## Goal of the exercise
Look through the lines below and extract any with the word "adjust".
[start Records for this task]
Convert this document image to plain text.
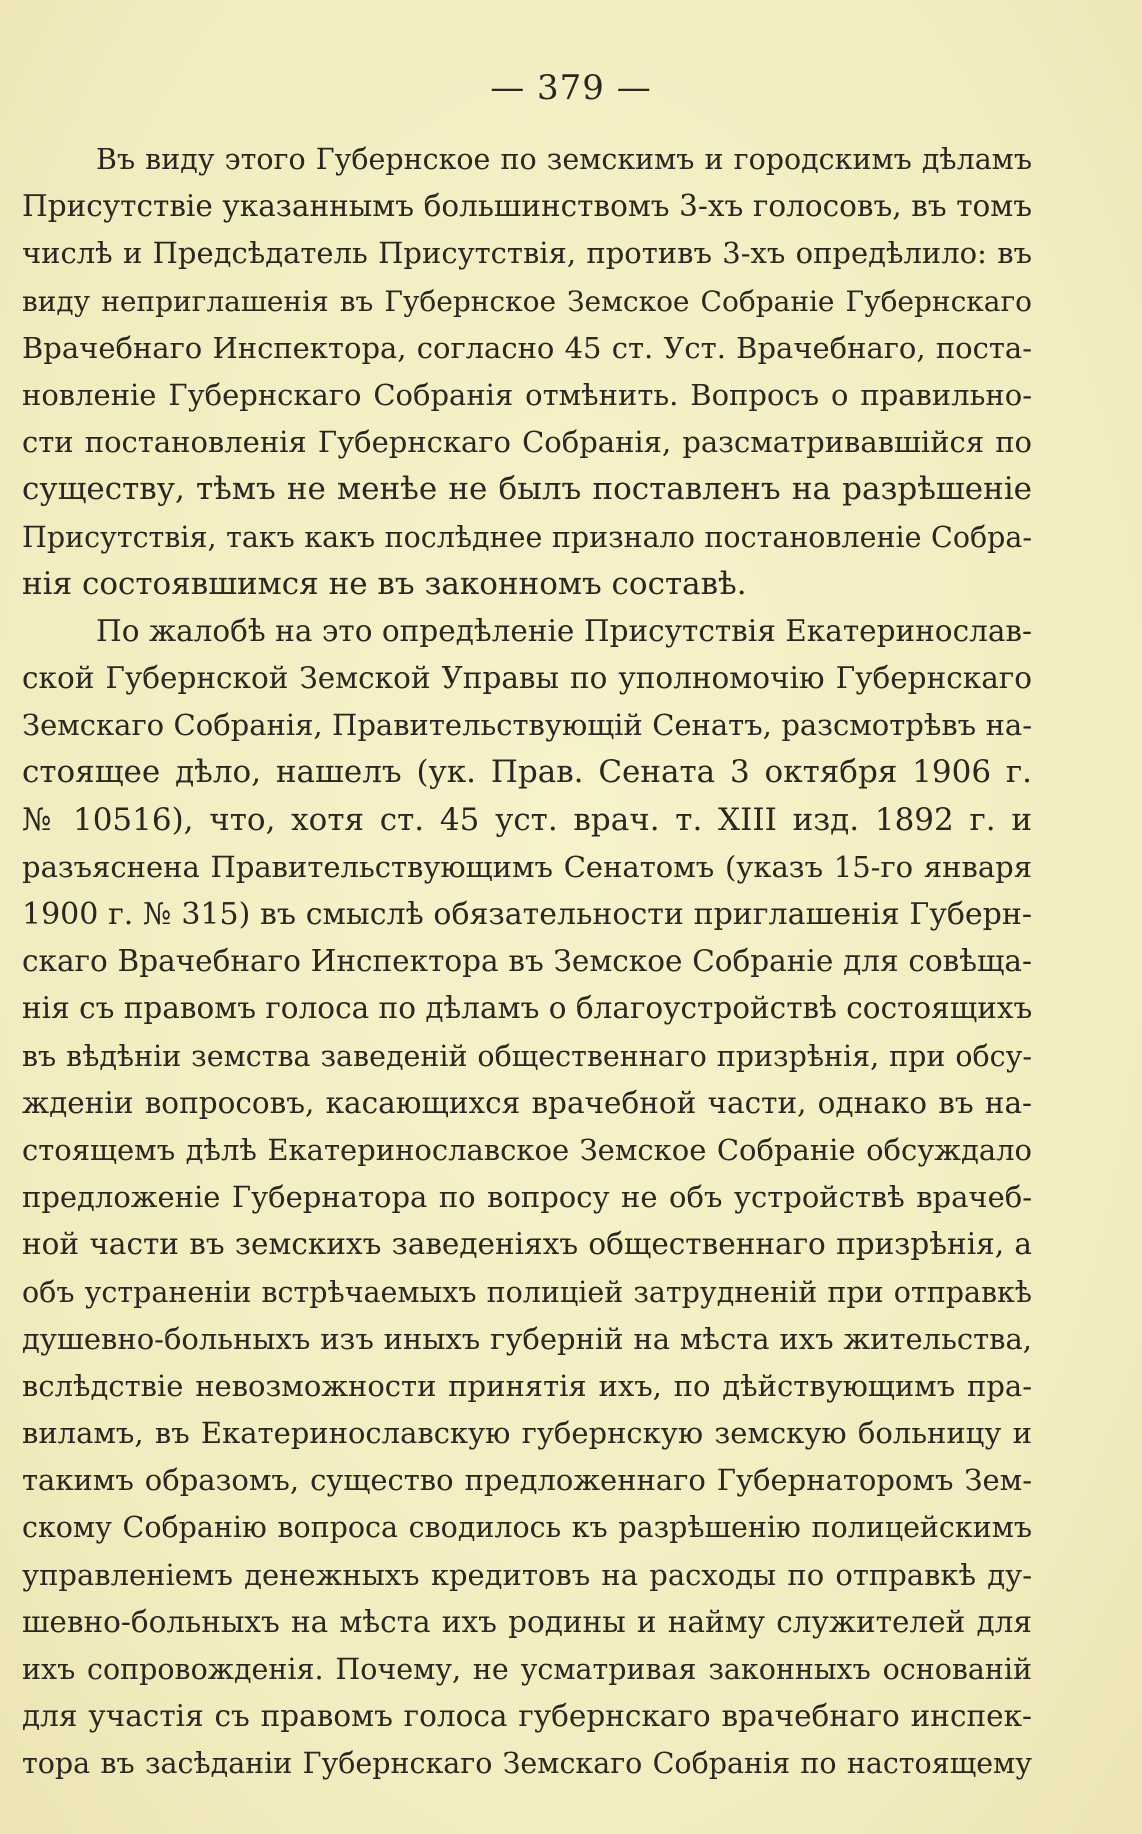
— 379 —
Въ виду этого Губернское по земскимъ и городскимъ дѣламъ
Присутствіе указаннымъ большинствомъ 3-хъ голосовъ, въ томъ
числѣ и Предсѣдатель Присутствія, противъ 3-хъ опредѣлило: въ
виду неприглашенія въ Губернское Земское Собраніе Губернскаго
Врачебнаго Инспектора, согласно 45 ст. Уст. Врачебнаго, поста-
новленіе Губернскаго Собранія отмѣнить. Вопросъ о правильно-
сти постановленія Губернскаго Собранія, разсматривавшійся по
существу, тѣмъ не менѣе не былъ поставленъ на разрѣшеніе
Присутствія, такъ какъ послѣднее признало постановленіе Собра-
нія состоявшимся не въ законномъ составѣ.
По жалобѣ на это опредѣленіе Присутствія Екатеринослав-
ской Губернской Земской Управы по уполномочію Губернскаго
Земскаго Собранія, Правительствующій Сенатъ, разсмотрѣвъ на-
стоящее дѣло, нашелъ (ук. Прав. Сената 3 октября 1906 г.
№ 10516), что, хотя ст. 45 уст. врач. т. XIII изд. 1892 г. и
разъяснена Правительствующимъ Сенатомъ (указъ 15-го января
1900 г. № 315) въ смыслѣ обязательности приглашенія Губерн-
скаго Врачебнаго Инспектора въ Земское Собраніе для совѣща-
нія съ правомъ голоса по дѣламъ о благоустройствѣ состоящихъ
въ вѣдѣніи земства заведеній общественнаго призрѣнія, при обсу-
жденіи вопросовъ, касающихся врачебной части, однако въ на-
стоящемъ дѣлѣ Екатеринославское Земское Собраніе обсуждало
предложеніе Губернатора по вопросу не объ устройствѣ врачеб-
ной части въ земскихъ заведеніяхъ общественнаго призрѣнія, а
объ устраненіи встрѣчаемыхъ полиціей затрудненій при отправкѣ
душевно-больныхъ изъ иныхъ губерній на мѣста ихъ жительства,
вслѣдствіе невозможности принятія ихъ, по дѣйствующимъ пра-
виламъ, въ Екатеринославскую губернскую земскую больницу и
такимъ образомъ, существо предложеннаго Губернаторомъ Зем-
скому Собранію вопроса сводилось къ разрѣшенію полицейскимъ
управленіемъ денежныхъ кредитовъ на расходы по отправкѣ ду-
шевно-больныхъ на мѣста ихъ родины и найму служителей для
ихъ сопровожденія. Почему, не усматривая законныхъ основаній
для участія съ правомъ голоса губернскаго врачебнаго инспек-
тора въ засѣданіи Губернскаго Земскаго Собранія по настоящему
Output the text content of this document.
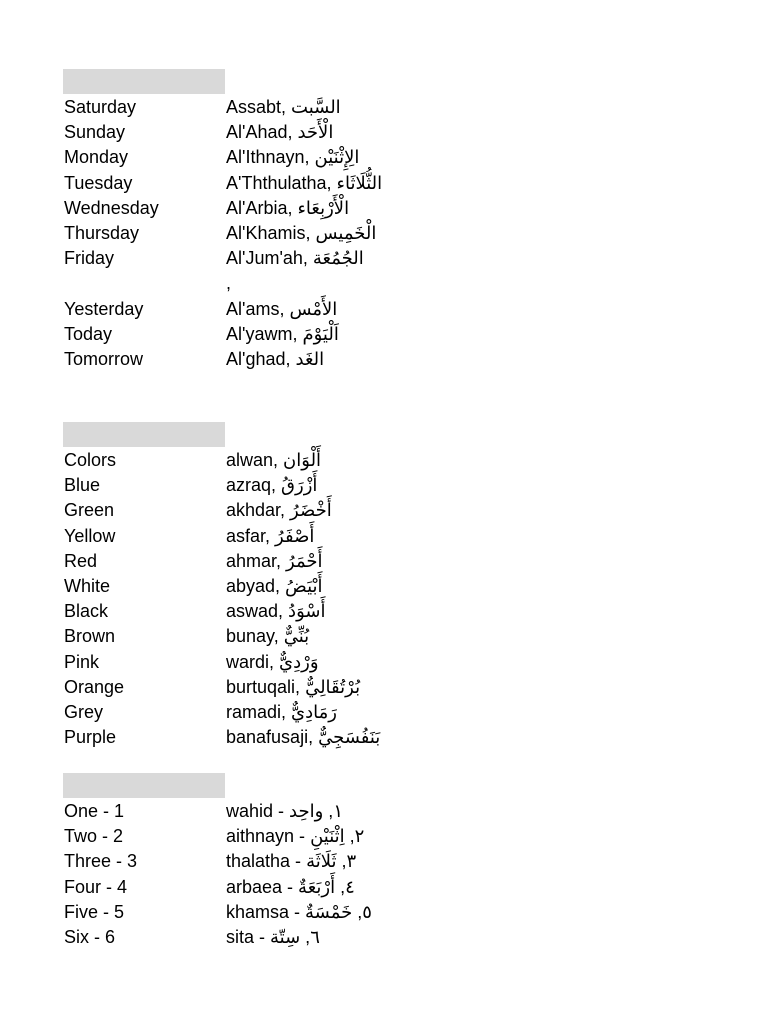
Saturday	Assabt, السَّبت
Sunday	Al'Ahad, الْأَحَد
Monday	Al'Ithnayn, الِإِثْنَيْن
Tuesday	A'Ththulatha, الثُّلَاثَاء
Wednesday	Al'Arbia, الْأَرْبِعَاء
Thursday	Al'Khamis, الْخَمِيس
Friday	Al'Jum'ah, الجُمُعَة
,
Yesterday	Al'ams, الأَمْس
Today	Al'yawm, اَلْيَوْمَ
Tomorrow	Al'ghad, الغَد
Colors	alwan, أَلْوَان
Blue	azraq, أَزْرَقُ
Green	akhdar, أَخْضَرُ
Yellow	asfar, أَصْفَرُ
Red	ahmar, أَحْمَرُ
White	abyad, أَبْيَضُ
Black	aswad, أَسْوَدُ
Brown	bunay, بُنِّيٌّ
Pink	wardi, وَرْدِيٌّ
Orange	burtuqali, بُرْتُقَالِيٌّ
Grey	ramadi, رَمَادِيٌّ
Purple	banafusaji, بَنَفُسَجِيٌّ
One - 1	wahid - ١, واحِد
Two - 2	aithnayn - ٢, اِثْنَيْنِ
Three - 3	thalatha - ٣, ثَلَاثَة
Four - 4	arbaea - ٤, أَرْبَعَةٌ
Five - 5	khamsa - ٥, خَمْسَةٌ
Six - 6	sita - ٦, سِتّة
[end Records for this task]
[start Records for this task]
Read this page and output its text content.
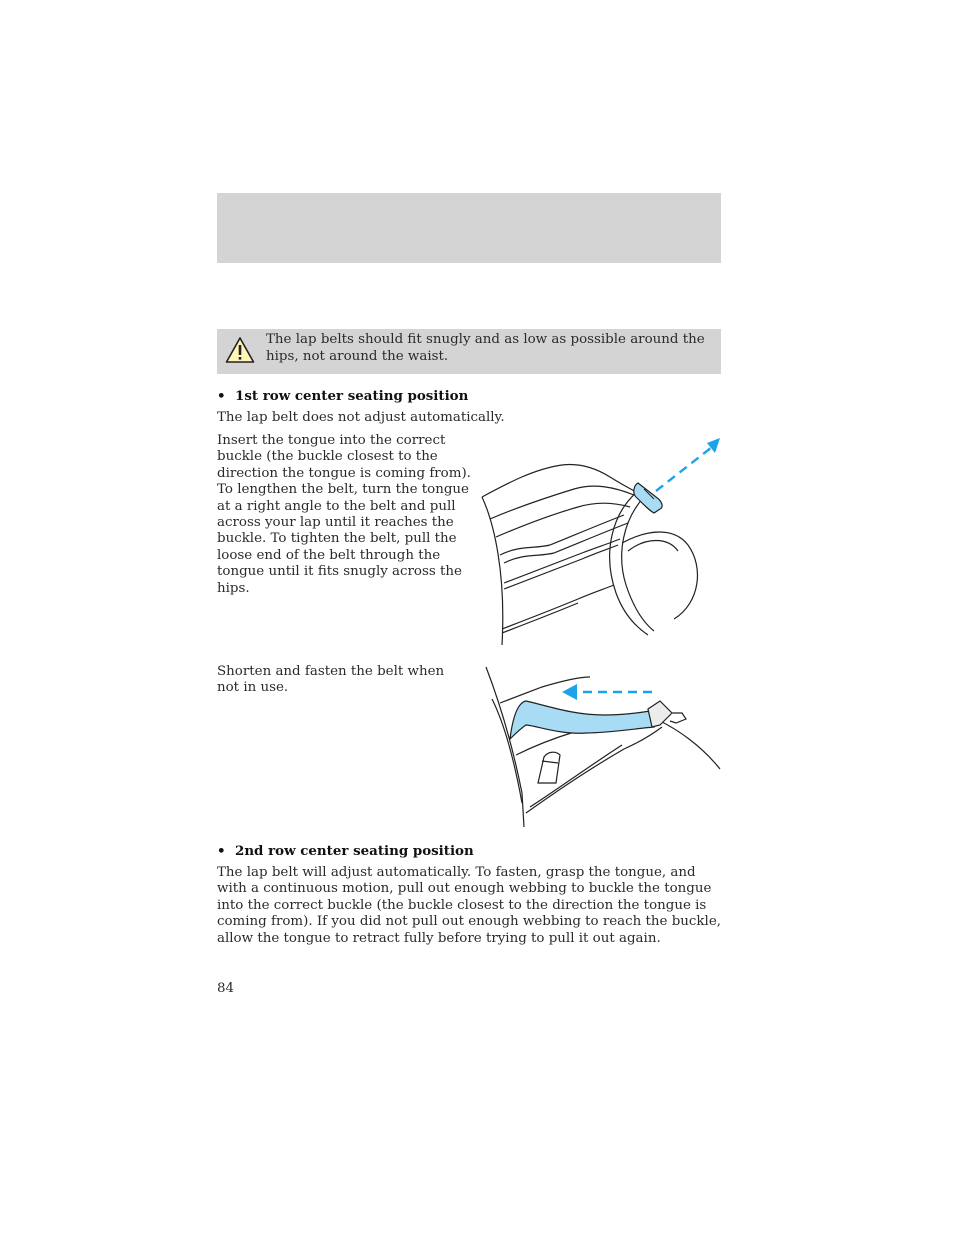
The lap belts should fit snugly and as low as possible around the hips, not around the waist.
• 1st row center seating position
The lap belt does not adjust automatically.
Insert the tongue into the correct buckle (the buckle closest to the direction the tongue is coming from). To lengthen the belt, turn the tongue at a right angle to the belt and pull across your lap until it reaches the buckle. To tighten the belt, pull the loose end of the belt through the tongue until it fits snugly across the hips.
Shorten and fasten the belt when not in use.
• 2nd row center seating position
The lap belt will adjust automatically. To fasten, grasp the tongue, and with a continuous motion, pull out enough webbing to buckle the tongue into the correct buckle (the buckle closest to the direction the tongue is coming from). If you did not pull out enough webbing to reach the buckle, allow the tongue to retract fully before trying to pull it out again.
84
[end Records for this task]
## Final answer
The lap belt does not adjust automatically.
The lap belt will adjust automatically. To fasten, grasp the tongue, and with a continuous motion, pull out enough webbing to buckle the tongue into the correct buckle (the buckle closest to the direction the tongue is coming from). If you did not pull out enough webbing to reach the buckle, allow the tongue to retract fully before trying to pull it out again.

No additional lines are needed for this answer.